§ Aim
Locate the word "image" in the material, then show every line that holds it.

(Figure record listings)
----------------------------------------

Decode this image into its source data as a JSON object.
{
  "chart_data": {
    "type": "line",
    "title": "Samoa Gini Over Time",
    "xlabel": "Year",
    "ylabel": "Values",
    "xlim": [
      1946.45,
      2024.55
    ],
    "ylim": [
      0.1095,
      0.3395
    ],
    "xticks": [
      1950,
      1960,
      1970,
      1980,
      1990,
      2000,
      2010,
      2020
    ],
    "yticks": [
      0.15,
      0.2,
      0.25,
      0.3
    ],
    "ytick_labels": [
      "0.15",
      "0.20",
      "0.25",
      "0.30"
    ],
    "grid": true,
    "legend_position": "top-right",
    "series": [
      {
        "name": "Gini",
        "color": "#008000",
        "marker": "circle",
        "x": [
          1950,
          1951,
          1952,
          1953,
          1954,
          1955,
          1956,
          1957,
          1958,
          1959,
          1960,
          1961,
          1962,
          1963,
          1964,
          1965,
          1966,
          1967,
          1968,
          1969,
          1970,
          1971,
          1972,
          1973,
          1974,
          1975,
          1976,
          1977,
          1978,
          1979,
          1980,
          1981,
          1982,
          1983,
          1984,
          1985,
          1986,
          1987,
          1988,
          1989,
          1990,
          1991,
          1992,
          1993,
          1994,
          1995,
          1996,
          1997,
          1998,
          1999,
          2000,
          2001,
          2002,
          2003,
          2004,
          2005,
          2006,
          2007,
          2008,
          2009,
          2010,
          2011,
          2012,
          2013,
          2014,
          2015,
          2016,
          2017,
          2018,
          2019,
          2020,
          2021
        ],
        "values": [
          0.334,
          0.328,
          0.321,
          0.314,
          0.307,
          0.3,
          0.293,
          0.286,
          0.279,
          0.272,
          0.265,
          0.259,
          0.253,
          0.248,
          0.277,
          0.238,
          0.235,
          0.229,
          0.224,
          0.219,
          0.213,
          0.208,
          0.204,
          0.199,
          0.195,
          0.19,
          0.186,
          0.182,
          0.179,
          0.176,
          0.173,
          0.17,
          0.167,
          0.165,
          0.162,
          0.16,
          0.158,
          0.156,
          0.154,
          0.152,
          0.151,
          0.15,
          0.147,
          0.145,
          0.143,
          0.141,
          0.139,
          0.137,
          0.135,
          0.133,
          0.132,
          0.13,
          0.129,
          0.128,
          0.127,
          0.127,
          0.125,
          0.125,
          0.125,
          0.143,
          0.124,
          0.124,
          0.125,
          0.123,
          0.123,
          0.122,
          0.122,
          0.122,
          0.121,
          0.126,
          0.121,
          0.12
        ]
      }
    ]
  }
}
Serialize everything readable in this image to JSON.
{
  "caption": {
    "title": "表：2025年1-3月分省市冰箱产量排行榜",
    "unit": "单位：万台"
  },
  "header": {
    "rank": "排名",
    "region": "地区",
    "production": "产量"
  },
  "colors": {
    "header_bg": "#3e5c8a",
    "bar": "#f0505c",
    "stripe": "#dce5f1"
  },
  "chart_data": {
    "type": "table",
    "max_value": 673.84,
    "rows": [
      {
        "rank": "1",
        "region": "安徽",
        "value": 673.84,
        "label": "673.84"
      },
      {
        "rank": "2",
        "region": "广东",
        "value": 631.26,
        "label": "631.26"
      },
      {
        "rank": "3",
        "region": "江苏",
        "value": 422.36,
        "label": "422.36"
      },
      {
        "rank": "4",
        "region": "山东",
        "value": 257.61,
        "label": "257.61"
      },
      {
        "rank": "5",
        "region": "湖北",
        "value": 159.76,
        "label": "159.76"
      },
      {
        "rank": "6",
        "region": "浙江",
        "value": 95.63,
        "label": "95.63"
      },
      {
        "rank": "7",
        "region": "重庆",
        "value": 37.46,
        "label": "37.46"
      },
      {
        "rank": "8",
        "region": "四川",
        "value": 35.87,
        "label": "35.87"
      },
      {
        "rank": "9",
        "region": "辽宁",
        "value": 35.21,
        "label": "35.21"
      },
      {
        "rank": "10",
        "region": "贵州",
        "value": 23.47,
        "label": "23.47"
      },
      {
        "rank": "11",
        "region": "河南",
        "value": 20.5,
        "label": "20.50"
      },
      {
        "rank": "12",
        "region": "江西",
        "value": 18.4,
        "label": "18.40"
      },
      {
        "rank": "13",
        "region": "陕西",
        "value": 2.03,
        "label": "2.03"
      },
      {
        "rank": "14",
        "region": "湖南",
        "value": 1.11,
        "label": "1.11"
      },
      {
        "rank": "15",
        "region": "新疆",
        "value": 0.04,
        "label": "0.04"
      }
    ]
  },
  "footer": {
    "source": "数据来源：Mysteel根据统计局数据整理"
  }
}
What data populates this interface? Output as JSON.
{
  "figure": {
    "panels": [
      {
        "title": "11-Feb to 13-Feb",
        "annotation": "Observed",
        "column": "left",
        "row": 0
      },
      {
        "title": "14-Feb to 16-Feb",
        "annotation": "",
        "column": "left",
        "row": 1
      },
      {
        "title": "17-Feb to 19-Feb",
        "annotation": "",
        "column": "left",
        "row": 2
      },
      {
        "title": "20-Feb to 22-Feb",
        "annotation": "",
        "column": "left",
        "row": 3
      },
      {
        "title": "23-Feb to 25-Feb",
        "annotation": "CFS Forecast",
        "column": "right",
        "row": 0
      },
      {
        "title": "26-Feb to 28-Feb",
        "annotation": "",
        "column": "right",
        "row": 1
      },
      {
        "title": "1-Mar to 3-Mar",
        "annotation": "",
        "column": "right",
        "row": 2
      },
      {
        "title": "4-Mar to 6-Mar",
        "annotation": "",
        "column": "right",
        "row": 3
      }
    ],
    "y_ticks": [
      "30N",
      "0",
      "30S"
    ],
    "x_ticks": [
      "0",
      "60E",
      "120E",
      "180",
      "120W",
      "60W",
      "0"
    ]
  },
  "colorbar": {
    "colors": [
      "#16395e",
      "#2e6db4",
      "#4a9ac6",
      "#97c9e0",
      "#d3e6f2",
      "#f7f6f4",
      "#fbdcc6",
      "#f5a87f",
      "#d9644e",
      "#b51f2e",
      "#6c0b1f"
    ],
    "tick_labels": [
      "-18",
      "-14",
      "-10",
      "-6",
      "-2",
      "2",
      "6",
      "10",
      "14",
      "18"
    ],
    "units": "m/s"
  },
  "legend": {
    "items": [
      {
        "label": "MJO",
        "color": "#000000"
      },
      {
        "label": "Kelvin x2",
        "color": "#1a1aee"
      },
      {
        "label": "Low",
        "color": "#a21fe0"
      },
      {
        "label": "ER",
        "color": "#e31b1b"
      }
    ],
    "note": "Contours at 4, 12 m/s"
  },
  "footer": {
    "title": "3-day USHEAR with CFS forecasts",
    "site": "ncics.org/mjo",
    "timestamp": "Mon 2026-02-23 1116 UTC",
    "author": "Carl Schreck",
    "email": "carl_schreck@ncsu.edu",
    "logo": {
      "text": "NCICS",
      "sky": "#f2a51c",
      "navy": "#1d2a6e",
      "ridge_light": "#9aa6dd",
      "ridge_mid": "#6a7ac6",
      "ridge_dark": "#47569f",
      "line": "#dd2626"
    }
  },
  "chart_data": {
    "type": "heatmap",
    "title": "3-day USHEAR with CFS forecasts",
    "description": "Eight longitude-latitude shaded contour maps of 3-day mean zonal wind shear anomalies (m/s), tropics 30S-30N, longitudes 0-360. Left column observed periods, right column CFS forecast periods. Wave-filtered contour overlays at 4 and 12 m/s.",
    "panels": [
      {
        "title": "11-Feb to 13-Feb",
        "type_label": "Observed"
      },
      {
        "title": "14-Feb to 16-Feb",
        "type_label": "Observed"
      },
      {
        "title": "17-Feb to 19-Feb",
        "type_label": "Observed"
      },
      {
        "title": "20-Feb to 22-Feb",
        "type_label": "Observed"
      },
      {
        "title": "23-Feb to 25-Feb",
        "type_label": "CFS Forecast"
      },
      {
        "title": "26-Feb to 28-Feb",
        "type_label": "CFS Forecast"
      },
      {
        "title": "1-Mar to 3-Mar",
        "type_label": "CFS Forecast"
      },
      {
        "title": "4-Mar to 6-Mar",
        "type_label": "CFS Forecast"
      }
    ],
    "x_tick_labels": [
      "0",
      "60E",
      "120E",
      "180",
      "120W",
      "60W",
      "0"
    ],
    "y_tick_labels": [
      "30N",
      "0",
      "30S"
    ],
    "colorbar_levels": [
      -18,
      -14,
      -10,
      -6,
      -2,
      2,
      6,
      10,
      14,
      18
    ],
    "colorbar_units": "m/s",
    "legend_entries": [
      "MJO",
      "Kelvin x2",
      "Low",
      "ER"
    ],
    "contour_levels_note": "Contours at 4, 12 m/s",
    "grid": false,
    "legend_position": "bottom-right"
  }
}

----------------------------------------

§ Solution
Decode this image into its source data as a JSON object.
Serialize everything readable in this image to JSON.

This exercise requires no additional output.